* _SET TASK_
Each entry below is to be transcribed exactly.

* _TASK DATA_
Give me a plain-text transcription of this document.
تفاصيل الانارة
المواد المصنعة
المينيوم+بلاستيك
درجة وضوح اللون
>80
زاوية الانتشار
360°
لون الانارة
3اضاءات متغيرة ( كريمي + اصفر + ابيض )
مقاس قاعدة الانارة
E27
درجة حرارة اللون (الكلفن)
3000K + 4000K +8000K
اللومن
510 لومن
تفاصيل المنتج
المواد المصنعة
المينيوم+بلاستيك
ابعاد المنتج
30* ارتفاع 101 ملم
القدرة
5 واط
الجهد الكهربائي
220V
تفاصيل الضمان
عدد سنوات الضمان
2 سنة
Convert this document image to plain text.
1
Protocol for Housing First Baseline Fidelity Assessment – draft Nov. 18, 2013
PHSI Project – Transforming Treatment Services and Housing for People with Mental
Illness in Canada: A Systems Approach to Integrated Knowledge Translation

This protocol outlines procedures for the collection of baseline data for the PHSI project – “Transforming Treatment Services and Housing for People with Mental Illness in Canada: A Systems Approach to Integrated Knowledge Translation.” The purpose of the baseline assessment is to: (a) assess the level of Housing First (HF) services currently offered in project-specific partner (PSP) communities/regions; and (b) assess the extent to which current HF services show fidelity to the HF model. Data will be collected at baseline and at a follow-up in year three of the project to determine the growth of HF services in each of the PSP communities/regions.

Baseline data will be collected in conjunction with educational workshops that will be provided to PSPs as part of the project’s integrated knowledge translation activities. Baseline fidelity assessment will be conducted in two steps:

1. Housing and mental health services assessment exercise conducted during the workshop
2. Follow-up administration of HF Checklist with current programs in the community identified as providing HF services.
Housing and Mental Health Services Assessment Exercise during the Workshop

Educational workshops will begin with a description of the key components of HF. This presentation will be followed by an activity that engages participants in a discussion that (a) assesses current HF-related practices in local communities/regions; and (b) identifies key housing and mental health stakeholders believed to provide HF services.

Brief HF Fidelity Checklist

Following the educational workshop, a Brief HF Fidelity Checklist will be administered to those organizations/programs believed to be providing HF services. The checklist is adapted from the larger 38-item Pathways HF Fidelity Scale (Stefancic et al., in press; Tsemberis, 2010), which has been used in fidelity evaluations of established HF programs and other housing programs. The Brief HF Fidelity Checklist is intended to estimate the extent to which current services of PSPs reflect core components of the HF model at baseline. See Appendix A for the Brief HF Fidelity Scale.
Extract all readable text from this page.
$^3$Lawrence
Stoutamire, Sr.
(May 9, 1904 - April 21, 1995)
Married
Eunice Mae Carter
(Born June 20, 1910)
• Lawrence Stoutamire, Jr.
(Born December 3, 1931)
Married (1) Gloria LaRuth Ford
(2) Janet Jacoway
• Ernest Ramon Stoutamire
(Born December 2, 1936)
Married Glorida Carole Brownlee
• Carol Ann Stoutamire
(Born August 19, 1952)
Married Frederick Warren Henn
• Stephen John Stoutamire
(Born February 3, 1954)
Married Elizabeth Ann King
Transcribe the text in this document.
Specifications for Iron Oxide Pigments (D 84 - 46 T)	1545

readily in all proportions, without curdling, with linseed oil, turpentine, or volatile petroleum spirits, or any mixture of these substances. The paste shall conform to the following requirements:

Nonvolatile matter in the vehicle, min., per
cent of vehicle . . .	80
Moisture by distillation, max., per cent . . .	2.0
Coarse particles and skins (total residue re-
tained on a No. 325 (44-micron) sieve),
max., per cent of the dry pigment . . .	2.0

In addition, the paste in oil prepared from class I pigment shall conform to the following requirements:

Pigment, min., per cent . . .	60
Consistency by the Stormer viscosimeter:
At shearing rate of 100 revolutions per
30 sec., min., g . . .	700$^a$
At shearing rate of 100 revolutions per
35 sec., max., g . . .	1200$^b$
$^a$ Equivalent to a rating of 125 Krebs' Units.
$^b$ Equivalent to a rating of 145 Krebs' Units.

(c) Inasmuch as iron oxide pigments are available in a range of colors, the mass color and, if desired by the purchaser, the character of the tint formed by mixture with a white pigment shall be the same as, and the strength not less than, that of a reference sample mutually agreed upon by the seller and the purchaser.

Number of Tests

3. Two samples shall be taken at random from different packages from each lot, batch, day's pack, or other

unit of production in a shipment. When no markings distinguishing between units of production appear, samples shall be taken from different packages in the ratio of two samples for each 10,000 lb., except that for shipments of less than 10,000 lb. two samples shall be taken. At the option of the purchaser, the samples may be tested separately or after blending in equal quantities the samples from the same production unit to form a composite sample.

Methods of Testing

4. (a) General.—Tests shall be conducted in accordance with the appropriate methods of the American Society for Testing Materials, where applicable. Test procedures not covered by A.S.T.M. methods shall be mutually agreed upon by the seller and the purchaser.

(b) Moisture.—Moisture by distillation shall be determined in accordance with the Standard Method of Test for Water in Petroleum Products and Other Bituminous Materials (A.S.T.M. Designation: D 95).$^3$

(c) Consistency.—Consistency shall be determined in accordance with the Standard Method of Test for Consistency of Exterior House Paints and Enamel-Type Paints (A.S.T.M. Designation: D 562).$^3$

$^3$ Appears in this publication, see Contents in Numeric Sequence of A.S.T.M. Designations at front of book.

* _CORRECT RESULT_
Give me a plain-text transcription of this document.
تفاصيل الانارة
المواد المصنعة
المينيوم+بلاستيك
درجة وضوح اللون
>80
زاوية الانتشار
360°
لون الانارة
3اضاءات متغيرة ( كريمي + اصفر + ابيض )
مقاس قاعدة الانارة
E27
درجة حرارة اللون (الكلفن)
3000K + 4000K +8000K
اللومن
510 لومن
تفاصيل المنتج
المواد المصنعة
المينيوم+بلاستيك
ابعاد المنتج
30* ارتفاع 101 ملم
القدرة
5 واط
الجهد الكهربائي
220V
تفاصيل الضمان
عدد سنوات الضمان
2 سنة
Convert this document image to plain text.
1
Protocol for Housing First Baseline Fidelity Assessment – draft Nov. 18, 2013
PHSI Project – Transforming Treatment Services and Housing for People with Mental
Illness in Canada: A Systems Approach to Integrated Knowledge Translation

This protocol outlines procedures for the collection of baseline data for the PHSI project – “Transforming Treatment Services and Housing for People with Mental Illness in Canada: A Systems Approach to Integrated Knowledge Translation.” The purpose of the baseline assessment is to: (a) assess the level of Housing First (HF) services currently offered in project-specific partner (PSP) communities/regions; and (b) assess the extent to which current HF services show fidelity to the HF model. Data will be collected at baseline and at a follow-up in year three of the project to determine the growth of HF services in each of the PSP communities/regions.

Baseline data will be collected in conjunction with educational workshops that will be provided to PSPs as part of the project’s integrated knowledge translation activities. Baseline fidelity assessment will be conducted in two steps:

1. Housing and mental health services assessment exercise conducted during the workshop
2. Follow-up administration of HF Checklist with current programs in the community identified as providing HF services.
Housing and Mental Health Services Assessment Exercise during the Workshop

Educational workshops will begin with a description of the key components of HF. This presentation will be followed by an activity that engages participants in a discussion that (a) assesses current HF-related practices in local communities/regions; and (b) identifies key housing and mental health stakeholders believed to provide HF services.

Brief HF Fidelity Checklist

Following the educational workshop, a Brief HF Fidelity Checklist will be administered to those organizations/programs believed to be providing HF services. The checklist is adapted from the larger 38-item Pathways HF Fidelity Scale (Stefancic et al., in press; Tsemberis, 2010), which has been used in fidelity evaluations of established HF programs and other housing programs. The Brief HF Fidelity Checklist is intended to estimate the extent to which current services of PSPs reflect core components of the HF model at baseline. See Appendix A for the Brief HF Fidelity Scale.
Extract all readable text from this page.
$^3$Lawrence
Stoutamire, Sr.
(May 9, 1904 - April 21, 1995)
Married
Eunice Mae Carter
(Born June 20, 1910)
• Lawrence Stoutamire, Jr.
(Born December 3, 1931)
Married (1) Gloria LaRuth Ford
(2) Janet Jacoway
• Ernest Ramon Stoutamire
(Born December 2, 1936)
Married Glorida Carole Brownlee
• Carol Ann Stoutamire
(Born August 19, 1952)
Married Frederick Warren Henn
• Stephen John Stoutamire
(Born February 3, 1954)
Married Elizabeth Ann King
Transcribe the text in this document.
Specifications for Iron Oxide Pigments (D 84 - 46 T)	1545

readily in all proportions, without curdling, with linseed oil, turpentine, or volatile petroleum spirits, or any mixture of these substances. The paste shall conform to the following requirements:

Nonvolatile matter in the vehicle, min., per
cent of vehicle . . .	80
Moisture by distillation, max., per cent . . .	2.0
Coarse particles and skins (total residue re-
tained on a No. 325 (44-micron) sieve),
max., per cent of the dry pigment . . .	2.0

In addition, the paste in oil prepared from class I pigment shall conform to the following requirements:

Pigment, min., per cent . . .	60
Consistency by the Stormer viscosimeter:
At shearing rate of 100 revolutions per
30 sec., min., g . . .	700$^a$
At shearing rate of 100 revolutions per
35 sec., max., g . . .	1200$^b$
$^a$ Equivalent to a rating of 125 Krebs' Units.
$^b$ Equivalent to a rating of 145 Krebs' Units.

(c) Inasmuch as iron oxide pigments are available in a range of colors, the mass color and, if desired by the purchaser, the character of the tint formed by mixture with a white pigment shall be the same as, and the strength not less than, that of a reference sample mutually agreed upon by the seller and the purchaser.

Number of Tests

3. Two samples shall be taken at random from different packages from each lot, batch, day's pack, or other

unit of production in a shipment. When no markings distinguishing between units of production appear, samples shall be taken from different packages in the ratio of two samples for each 10,000 lb., except that for shipments of less than 10,000 lb. two samples shall be taken. At the option of the purchaser, the samples may be tested separately or after blending in equal quantities the samples from the same production unit to form a composite sample.

Methods of Testing

4. (a) General.—Tests shall be conducted in accordance with the appropriate methods of the American Society for Testing Materials, where applicable. Test procedures not covered by A.S.T.M. methods shall be mutually agreed upon by the seller and the purchaser.

(b) Moisture.—Moisture by distillation shall be determined in accordance with the Standard Method of Test for Water in Petroleum Products and Other Bituminous Materials (A.S.T.M. Designation: D 95).$^3$

(c) Consistency.—Consistency shall be determined in accordance with the Standard Method of Test for Consistency of Exterior House Paints and Enamel-Type Paints (A.S.T.M. Designation: D 562).$^3$

$^3$ Appears in this publication, see Contents in Numeric Sequence of A.S.T.M. Designations at front of book.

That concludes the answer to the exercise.